_Metin parçası:_
···
OSMANLI PADİŞAHLARI VE KARDEŞ KATLİ
Kardeş katli şudur; padişah öldüğünde, saraydaki tüm şehzadeler öldürülüyordu. Baba öldüğü zaman içlerinden biri hariç kendi hayatları da sona eriyordu. Böyle bir devlet yapısı, saray ve taht şartlarında o toplumda yaşayan insanların bir değerinin olup olamayacağını bir düşünün. Osmanlı da iktidar ( taht ) amca katliyle başlıyor, baba, çocuk, kardeş katliyle devam ediyor. Birinci olarak; Osmanlıda ki en pis, kirli ve insanlık dışı uygulama budur. Tarihçiler nasıl açıklarsa açıklasınlar gerçek de budur.
O kadar, öyle ki; Deli İbrahim padişah olduğuna inanmayıp hücresinden çıkmadı, çıkartamadılar.
1. Mustafa tamamen deliydi. Sürekli bir noktaya bakıp kalan ve balıkları altınla besleyen birisiydi.
3. Osman içki düşkünü ve afyonkeşti.
- Genç Osman’ın hüzünlü hikayesi ve nasıl sapıkça öldürüldüğü hala halkın hafızasında yer etmiştir.
2. Süleyman kırk yıl hücrede kaldı, 47 yaşında tahta çıktığında tabiatıyla, devleti yönetemedi. Aciz, zavallı bir padişahtı.
- Başka bir padişah 4.Mehmet, lakabı ‘’avcı’’ idi. Av ve sefahatten başka bir şey düşünmezdi. Devleti uzun süre ‘’Köprülü Ailesi’’ idare etti. Başka örnekler de verilebilinir ama bu kadar yeter. Bazı istisnalar hariç, Osmanlı padişahlarının bir çoğu devleti yönetme yeteneğinden yoksun ve yetersizdir. Osmanlı devlet ve ahlak anlayışının temelinde bugün hala geçerli olan ‘’devlet için yapılan her şey mubahtır’’ anlayışı yatar.
Öldürerek ve çürüterek büyüdüler ve sonra çöktüler. Gelenekleri ve tarihsel misyonları bu. Çenegir, tablakar, sofracı. Bunların önemli bir kısmı güzel erkek çocuklarıdır. Bunlara ‘’zülüflü oğlanlar’’ denirdi. Bunlar küçük yaşta saraya alınır ve padişahı etkilemek için zülüf takarlardı. Sırma saçları göğüsten aşağıya sarkar, bu da onların daha kadınsı görünmesini sağlardı. Sarayda, Enderun da bin civarında zülüflü ağa olduğu bilinmektedir. Müneccimlik, üfürükçülük ve zülüflü oğlanlarla vakit geçirmek Osmanlı padişahlarının önemli bir özelliğiydi. O kadar yasallaşmıştı ki; bir Osmanlı hayranı ve sevicisi olan Murat Bardakçı ‘’Osmanlı da Seks ‘’ kitabında ayrıntılı anlatır. Her ne kadar Bardakçı bunu ‘’ Kama Sutra ‘’ ve ‘’ Kokulu Bahçe ‘’ hikayeleriyle koşutluk kursa ve estetiz etmeye çalışsa da Osmanlı’nın ahlak anlayışı anlaşılır gibi değildir. İşin ilginci, bu durum toplumsal anlamda da onay görmekteydi. Halka da bulaşmıştı. Oteller, hanlar, hamamlar, tersaneler, bekar evleri pislik yuvası olmuştu.
···
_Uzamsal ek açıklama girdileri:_
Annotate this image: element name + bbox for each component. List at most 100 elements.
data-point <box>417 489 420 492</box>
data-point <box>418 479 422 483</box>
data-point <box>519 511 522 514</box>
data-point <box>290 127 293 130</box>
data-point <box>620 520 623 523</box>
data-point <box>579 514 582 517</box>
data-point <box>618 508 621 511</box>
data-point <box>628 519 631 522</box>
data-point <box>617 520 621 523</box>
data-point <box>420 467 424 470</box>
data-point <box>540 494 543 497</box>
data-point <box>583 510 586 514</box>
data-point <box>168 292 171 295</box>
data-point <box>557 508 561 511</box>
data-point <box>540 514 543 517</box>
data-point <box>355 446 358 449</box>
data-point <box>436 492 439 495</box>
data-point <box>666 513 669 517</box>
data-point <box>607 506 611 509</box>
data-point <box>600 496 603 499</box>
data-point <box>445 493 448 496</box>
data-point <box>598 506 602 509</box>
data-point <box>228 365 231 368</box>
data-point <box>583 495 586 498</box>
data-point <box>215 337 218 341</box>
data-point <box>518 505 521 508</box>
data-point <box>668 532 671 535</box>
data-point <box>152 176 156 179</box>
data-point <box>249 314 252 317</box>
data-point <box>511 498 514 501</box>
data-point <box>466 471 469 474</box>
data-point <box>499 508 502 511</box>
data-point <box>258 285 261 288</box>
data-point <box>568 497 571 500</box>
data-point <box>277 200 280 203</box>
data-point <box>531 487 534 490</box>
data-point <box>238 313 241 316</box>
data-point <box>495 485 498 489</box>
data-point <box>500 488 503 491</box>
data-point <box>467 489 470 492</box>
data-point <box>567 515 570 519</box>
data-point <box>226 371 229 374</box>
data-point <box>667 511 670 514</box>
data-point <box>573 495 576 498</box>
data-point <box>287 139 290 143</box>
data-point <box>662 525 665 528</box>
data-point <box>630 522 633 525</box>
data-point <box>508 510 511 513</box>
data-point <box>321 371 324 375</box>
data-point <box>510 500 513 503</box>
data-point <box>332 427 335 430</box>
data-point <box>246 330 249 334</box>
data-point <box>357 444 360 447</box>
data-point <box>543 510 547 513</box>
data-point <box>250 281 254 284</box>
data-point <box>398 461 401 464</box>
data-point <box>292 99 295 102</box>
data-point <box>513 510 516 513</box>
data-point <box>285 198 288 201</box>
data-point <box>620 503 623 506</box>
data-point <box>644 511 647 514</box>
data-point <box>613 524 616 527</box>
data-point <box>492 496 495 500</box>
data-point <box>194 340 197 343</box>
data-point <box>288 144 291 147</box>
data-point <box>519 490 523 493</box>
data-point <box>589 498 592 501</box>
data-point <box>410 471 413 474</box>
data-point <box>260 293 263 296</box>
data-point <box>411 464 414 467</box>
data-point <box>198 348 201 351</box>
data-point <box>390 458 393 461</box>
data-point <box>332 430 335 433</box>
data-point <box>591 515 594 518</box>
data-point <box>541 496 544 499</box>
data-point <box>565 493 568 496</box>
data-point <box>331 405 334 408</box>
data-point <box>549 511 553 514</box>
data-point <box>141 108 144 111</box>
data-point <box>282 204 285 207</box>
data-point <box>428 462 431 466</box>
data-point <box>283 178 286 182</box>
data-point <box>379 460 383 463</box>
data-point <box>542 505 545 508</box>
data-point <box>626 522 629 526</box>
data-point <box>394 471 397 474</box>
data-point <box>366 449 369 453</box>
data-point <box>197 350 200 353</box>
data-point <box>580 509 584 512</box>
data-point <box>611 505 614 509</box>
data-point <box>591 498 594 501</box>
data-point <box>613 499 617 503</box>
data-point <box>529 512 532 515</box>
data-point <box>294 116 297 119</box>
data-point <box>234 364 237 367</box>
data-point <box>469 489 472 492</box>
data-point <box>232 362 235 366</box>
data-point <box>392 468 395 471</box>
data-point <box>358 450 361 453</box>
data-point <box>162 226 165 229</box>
···
_Problemler ve görevler:_
(A) Kayıtlarda "component" sözcüğünün geçtiği satırları sayın ve yalnızca bu sayıyı yazın.
(B) Osmanlı padişahları ve kardeş katli üzerine olan metni, son cümlesinden sonra devam ettirerek yazın.

_Sonuçlar:_
(A) 1

(B)
Osmanlıda toplumsal bozukluk o kadar ileri gitmiştir ki medrese öğrencileri, devşirmeler köylere kasabalara saldırıp çoluk çocuğu kaçırıp taciz ve tecavüzde bulunmaktaydılar. Reşat Ekrem Koçu; ramazan ayın da dahi devletin silahlı gücünü oluşturan yeniçeriler’in dükkanları yağmalayıp sokakta kadın ve gençlere sarkıntılık ettiğini yazar. Bir tarihsel devamlılık var. Yobazizim kaynaklı ve Osmanlı’dan gelen bir devamlılık.
 
ÇOCUKLAR TECAVÜZE UĞRARKEN SUSULMAZ
Sadece Karaman’dan, İzmit’den, Artvin’den değil, ülkenin her yanından çığlıklar yükseliyor. Eğer deşifre edilemez ve durdurulamazsa çığlıklar artarak devam edecek gibi görünüyor. Kaç ev var? Bu evlerin hangi vakıflara ait olduğu deşifre edilmeli. Kaçak vakıf ve dernek evlerine göz yumanlar iç işleri, milli eğitim bakanlığı ve siyasi iktidar değil midir.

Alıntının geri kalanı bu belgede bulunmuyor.